* Begin Data extract *

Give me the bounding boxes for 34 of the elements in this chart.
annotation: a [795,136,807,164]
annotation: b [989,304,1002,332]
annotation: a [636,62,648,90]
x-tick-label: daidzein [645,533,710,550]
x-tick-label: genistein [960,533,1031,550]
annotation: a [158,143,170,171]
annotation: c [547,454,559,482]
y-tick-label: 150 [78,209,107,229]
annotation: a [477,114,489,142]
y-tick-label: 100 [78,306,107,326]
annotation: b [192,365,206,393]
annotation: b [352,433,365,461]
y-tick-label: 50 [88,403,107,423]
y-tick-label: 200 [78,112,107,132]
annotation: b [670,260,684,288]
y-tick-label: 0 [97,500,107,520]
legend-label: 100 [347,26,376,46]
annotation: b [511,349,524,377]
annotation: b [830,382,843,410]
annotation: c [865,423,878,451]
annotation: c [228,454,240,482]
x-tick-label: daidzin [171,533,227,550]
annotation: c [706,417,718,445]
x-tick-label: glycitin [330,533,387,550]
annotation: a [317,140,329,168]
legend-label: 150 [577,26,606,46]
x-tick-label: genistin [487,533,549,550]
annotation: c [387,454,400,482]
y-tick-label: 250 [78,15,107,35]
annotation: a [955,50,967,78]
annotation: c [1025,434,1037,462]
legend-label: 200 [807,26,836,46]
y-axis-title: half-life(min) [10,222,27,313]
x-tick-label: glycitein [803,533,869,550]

* End Data extract *

# Set task
Extract every line of the entries above that contains the string "legend", matching case exactly.

# Full output
legend-label: 100 [347,26,376,46]
legend-label: 150 [577,26,606,46]
legend-label: 200 [807,26,836,46]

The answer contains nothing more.